---- Excerpted text

Art of the Landscape:  A Retrospective on the Landscape Architect

Jens Jensen

In tribute to landscape designer Jens Jensen (b. Sept 13, 1860 – d. Oct. 1, 1951) the exhibition features

photography by Arie S. Friedman

paintings by Yelena Klairmont

poetry by Emma Kowalenko

and historical documentation by Elliott Miller including prints of photographs taken by Jens Jensen himself


Artwork on display at:

Anatomically Correct Gallery,

1946 First Street, Highland Park, IL


Artwork on display through November 12, 2006

Gallery Viewing Hours:  Saturdays noon - 5 pm & by appt



In honor of Jensen’s original walking tour group, the “Prairie Club”, the gallery will be distributing guides to visitors who wish to conduct their own series of "Saturday Afternoon Walking Trips," to the Jensen areas in Highland Park, Ravinia and Lake Forest.

The Gallery also offers for sale handmade prairie soaps and prairie seed packets (plant your own prairie!)

--------
---- Material provided

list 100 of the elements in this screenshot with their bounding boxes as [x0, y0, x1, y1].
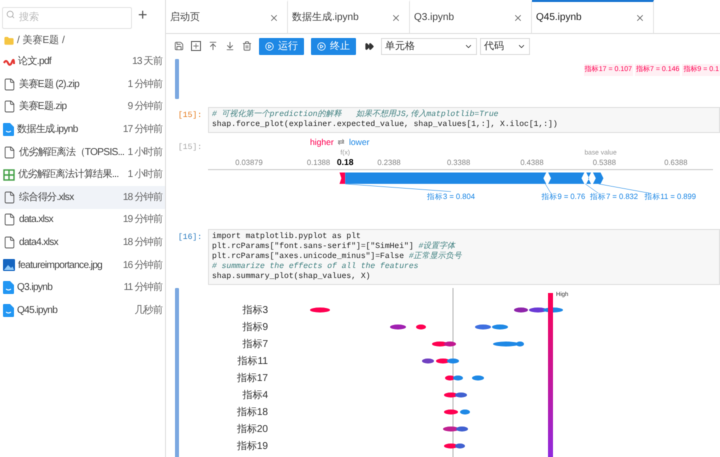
spreadsheet-icon [3, 168, 15, 181]
file-icon [3, 236, 16, 250]
file-name: featureimportance.jpg [18, 258, 104, 273]
file-modified-time: 16 分钟前 [122, 258, 162, 273]
file-icon [3, 100, 16, 114]
image-icon [3, 259, 15, 272]
code-line: shap.summary_plot(shap_values, X) [212, 272, 372, 282]
cell-collapser[interactable] [175, 59, 179, 99]
notebook-tab[interactable]: Q45.ipynb [532, 0, 654, 33]
feature-label: 指标9 [242, 320, 268, 335]
axis-tick-label: 0.03879 [235, 158, 263, 167]
file-name: 美赛E题.zip [19, 100, 68, 114]
feature-label: 指标18 [236, 406, 268, 420]
close-icon[interactable] [513, 12, 523, 22]
file-name: Q3.ipynb [17, 281, 54, 296]
search-icon [6, 10, 15, 19]
dot-cluster [444, 410, 458, 414]
feature-label: 指标19 [236, 440, 268, 454]
file-icon [3, 146, 16, 159]
play-icon [265, 42, 274, 50]
breadcrumb[interactable]: / 美赛E题 / [17, 33, 65, 48]
code-cell[interactable]: # 可视化第一个prediction的解释 如果不想用JS,传入matplotlib=True shap.force_plot(explainer.expected_value, shap_values[1,:], X.iloc[1,:]) [208, 107, 720, 133]
lower-label: lower [349, 136, 370, 147]
run-button[interactable]: 运行 [259, 38, 304, 54]
axis-tick-label: 0.6388 [664, 158, 688, 167]
arrows-label: ⇄ [337, 136, 346, 147]
move-down-icon[interactable] [225, 41, 235, 51]
save-icon[interactable] [174, 41, 184, 51]
file-row[interactable]: Q45.ipynb 几秒前 [0, 299, 165, 322]
folder-icon [4, 36, 14, 46]
cell-type-select[interactable]: 代码 [480, 38, 530, 54]
notebook-tab[interactable]: 数据生成.ipynb [288, 0, 410, 33]
file-row[interactable]: featureimportance.jpg 16 分钟前 [0, 254, 165, 276]
code-line: import matplotlib.pyplot as plt [212, 232, 362, 242]
tab-label: 数据生成.ipynb [292, 10, 359, 25]
feature-label: 指标3 [242, 304, 268, 318]
axis-tick-label: 0.5388 [592, 158, 616, 167]
file-name: 综合得分.xlsx [19, 190, 75, 205]
close-icon[interactable] [269, 12, 279, 22]
notebook-icon [3, 304, 14, 317]
file-row[interactable]: 优劣解距离法计算结果... 1 小时前 [0, 163, 165, 186]
file-modified-time: 19 分钟前 [122, 212, 162, 228]
file-row[interactable]: 论文.pdf 13 天前 [0, 50, 165, 74]
code-line: shap.force_plot(explainer.expected_value, shap_values[1,:], X.iloc[1,:]) [212, 120, 559, 130]
file-modified-time: 18 分钟前 [122, 236, 162, 250]
code-line: plt.rcParams["axes.unicode_minus"]=False #正常显示负号 [212, 252, 463, 262]
cell-select[interactable]: 单元格 [381, 38, 477, 54]
file-modified-time: 9 分钟前 [128, 100, 162, 114]
file-row[interactable]: 美赛E题 (2).zip 1 分钟前 [0, 73, 165, 96]
feature-label: 指标7 [242, 338, 268, 352]
axis-tick-label: 0.3388 [446, 158, 470, 167]
file-icon [3, 213, 16, 226]
new-button[interactable]: + [138, 8, 148, 24]
file-modified-time: 几秒前 [134, 304, 162, 318]
file-row[interactable]: data.xlsx 19 分钟前 [0, 208, 165, 232]
cell-collapser[interactable] [175, 288, 179, 457]
file-row[interactable]: 美赛E题.zip 9 分钟前 [0, 96, 165, 118]
close-icon[interactable] [391, 12, 401, 22]
file-modified-time: 17 分钟前 [122, 122, 162, 138]
file-icon [3, 78, 16, 91]
run-all-icon[interactable] [365, 42, 374, 50]
file-row[interactable]: 数据生成.ipynb 17 分钟前 [0, 118, 165, 141]
feature-value-label: 指标3 = 0.804 [427, 192, 475, 202]
feature-value-label: 指标11 = 0.899 [644, 192, 696, 202]
dot-cluster [390, 324, 406, 330]
stop-button[interactable]: 终止 [311, 38, 356, 54]
file-name: 优劣解距离法（TOPSIS... [19, 146, 125, 160]
file-row[interactable]: 综合得分.xlsx 18 分钟前 [0, 186, 165, 209]
add-cell-icon[interactable] [191, 41, 201, 51]
code-line: plt.rcParams["font.sans-serif"]=["SimHei"] #设置字体 [212, 242, 457, 252]
file-modified-time: 13 天前 [132, 55, 162, 70]
higher-label: higher [310, 136, 334, 147]
delete-icon[interactable] [242, 41, 252, 51]
file-icon [3, 190, 16, 204]
file-name: data4.xlsx [19, 236, 60, 250]
move-up-icon[interactable] [208, 41, 218, 51]
code-cell[interactable] [208, 229, 720, 285]
feature-label: 指标4 [242, 388, 268, 403]
file-row[interactable]: 优劣解距离法（TOPSIS... 1 小时前 [0, 140, 165, 164]
close-icon[interactable] [635, 12, 645, 22]
file-name: 优劣解距离法计算结果... [18, 168, 120, 182]
feature-value-label: 指标7 = 0.832 [590, 192, 638, 202]
axis-tick-label: 0.2388 [377, 158, 401, 167]
file-name: data.xlsx [19, 213, 54, 228]
file-row[interactable]: Q3.ipynb 11 分钟前 [0, 276, 165, 300]
notebook-icon [3, 123, 14, 136]
code-line: # 可视化第一个prediction的解释 如果不想用JS,传入matplotlib=True [212, 110, 500, 120]
notebook-tab[interactable]: 启动页 [166, 0, 288, 33]
tab-label: Q45.ipynb [536, 11, 582, 25]
dot-cluster [422, 358, 434, 364]
file-row[interactable]: data4.xlsx 18 分钟前 [0, 231, 165, 254]
feature-label: 指标20 [236, 422, 268, 437]
file-modified-time: 18 分钟前 [122, 190, 162, 205]
file-name: 美赛E题 (2).zip [19, 78, 80, 92]
search-field[interactable]: 搜索 [2, 6, 132, 28]
notebook-icon [3, 281, 14, 294]
file-name: 数据生成.ipynb [17, 122, 79, 138]
input-prompt: [16]: [178, 232, 204, 244]
feature-label: 指标11 [238, 354, 268, 369]
tab-label: 启动页 [170, 10, 200, 25]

--------

◆ Goal ◆
According to the Jens Jensen exhibition notice, who took the photography featured in the exhibition?

◆ Problem solution ◆
Arie S. Friedman